## STATED PROBLEM
Each line that contains the word "text" counts once; give the total for the records below and nothing else.

## EXTRACTED RECORDS
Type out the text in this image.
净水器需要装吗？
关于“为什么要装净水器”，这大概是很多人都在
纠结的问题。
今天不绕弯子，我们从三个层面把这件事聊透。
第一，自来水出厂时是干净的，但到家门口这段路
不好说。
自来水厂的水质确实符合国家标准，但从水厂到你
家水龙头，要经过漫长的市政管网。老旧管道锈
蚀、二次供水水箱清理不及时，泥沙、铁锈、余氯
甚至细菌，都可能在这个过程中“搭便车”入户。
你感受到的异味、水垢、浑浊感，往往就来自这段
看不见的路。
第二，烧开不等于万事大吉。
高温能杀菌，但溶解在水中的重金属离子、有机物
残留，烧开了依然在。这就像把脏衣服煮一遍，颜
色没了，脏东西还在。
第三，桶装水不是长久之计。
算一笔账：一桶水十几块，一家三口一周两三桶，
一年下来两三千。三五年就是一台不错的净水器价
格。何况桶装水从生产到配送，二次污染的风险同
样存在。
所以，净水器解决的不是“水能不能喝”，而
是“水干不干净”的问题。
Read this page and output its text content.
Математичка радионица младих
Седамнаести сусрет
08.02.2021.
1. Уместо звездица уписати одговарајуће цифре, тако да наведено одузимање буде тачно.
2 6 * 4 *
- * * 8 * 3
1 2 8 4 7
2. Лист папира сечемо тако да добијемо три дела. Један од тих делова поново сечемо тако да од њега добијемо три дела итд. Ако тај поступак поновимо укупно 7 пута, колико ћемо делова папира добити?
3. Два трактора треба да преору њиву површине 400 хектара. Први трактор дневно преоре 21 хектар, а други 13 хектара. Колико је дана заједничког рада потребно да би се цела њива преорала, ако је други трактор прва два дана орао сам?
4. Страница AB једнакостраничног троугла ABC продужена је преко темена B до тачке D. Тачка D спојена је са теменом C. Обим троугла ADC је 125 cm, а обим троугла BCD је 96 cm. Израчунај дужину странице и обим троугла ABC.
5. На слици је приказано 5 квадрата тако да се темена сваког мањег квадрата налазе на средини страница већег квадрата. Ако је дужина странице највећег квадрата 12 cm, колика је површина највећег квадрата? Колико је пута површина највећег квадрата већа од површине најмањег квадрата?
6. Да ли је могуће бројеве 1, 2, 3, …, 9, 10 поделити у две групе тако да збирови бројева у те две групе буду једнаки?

## TASK RESULT
2